• What you should do:
Find each line containing the string "name" and return it.

• Dataset records:
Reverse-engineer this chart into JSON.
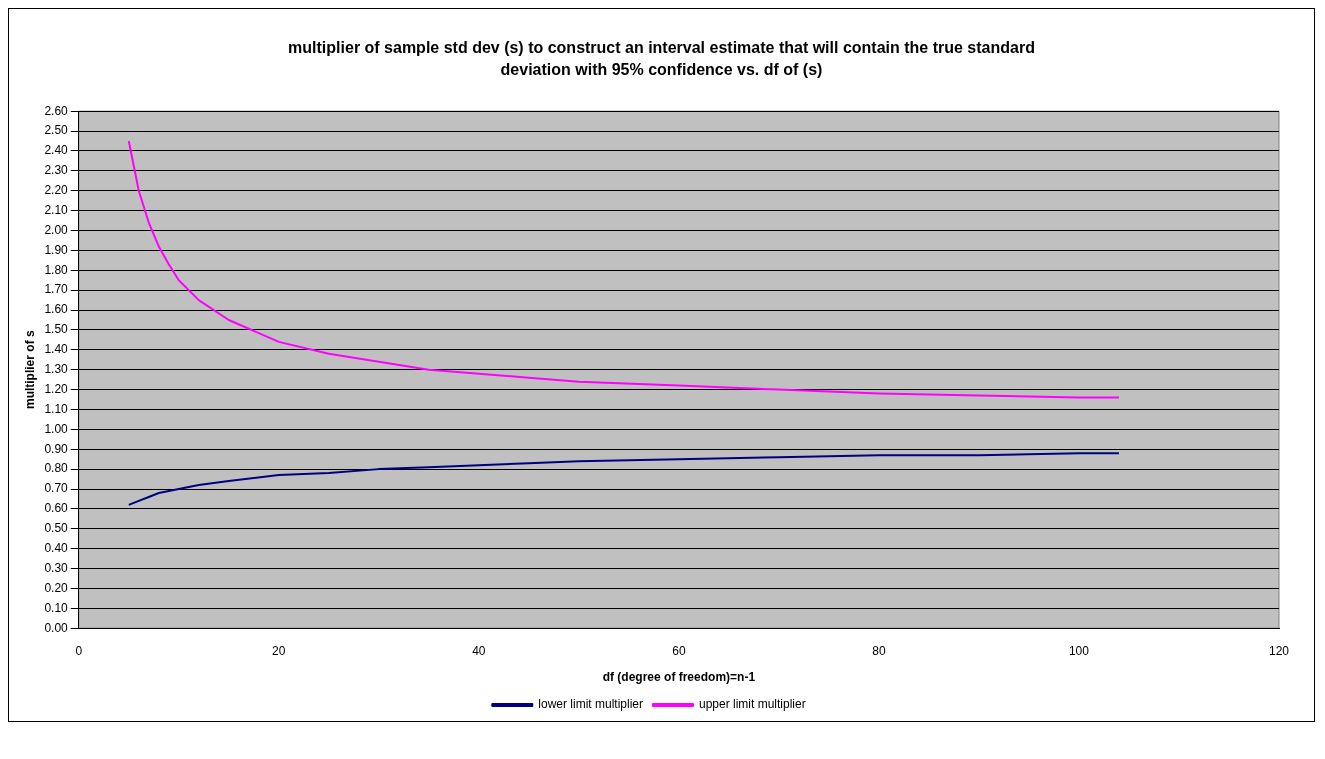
{
  "chart_data": {
    "type": "line",
    "title": "multiplier of sample std dev (s) to construct an interval estimate that will contain the true standard deviation with 95% confidence vs. df of (s)",
    "xlabel": "df (degree of freedom)=n-1",
    "ylabel": "multiplier of s",
    "x": [
      5,
      6,
      7,
      8,
      9,
      10,
      12,
      15,
      20,
      25,
      30,
      35,
      40,
      45,
      50,
      60,
      70,
      80,
      90,
      100,
      104
    ],
    "series": [
      {
        "name": "lower limit multiplier",
        "color": "#000080",
        "values": [
          0.62,
          0.64,
          0.66,
          0.68,
          0.69,
          0.7,
          0.72,
          0.74,
          0.77,
          0.78,
          0.8,
          0.81,
          0.82,
          0.83,
          0.84,
          0.85,
          0.86,
          0.87,
          0.87,
          0.88,
          0.88
        ]
      },
      {
        "name": "upper limit multiplier",
        "color": "#ff00ff",
        "values": [
          2.45,
          2.2,
          2.04,
          1.92,
          1.83,
          1.75,
          1.65,
          1.55,
          1.44,
          1.38,
          1.34,
          1.3,
          1.28,
          1.26,
          1.24,
          1.22,
          1.2,
          1.18,
          1.17,
          1.16,
          1.16
        ]
      }
    ],
    "xlim": [
      0,
      120
    ],
    "xticks": [
      0,
      20,
      40,
      60,
      80,
      100,
      120
    ],
    "ylim": [
      0,
      2.6
    ],
    "yticks": [
      {
        "value": 0,
        "label": "0.00"
      },
      {
        "value": 0.1,
        "label": "0.10"
      },
      {
        "value": 0.2,
        "label": "0.20"
      },
      {
        "value": 0.3,
        "label": "0.30"
      },
      {
        "value": 0.4,
        "label": "0.40"
      },
      {
        "value": 0.5,
        "label": "0.50"
      },
      {
        "value": 0.6,
        "label": "0.60"
      },
      {
        "value": 0.7,
        "label": "0.70"
      },
      {
        "value": 0.8,
        "label": "0.80"
      },
      {
        "value": 0.9,
        "label": "0.90"
      },
      {
        "value": 1,
        "label": "1.00"
      },
      {
        "value": 1.1,
        "label": "1.10"
      },
      {
        "value": 1.2,
        "label": "1.20"
      },
      {
        "value": 1.3,
        "label": "1.30"
      },
      {
        "value": 1.4,
        "label": "1.40"
      },
      {
        "value": 1.5,
        "label": "1.50"
      },
      {
        "value": 1.6,
        "label": "1.60"
      },
      {
        "value": 1.7,
        "label": "1.70"
      },
      {
        "value": 1.8,
        "label": "1.80"
      },
      {
        "value": 1.9,
        "label": "1.90"
      },
      {
        "value": 2,
        "label": "2.00"
      },
      {
        "value": 2.1,
        "label": "2.10"
      },
      {
        "value": 2.2,
        "label": "2.20"
      },
      {
        "value": 2.3,
        "label": "2.30"
      },
      {
        "value": 2.4,
        "label": "2.40"
      },
      {
        "value": 2.5,
        "label": "2.50"
      },
      {
        "value": 2.6,
        "label": "2.60"
      }
    ],
    "grid": "y",
    "legend": "bottom",
    "marker": "none",
    "line_style": "solid"
  }
}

• Answer to the exercise:
        "name": "lower limit multiplier",
        "name": "upper limit multiplier",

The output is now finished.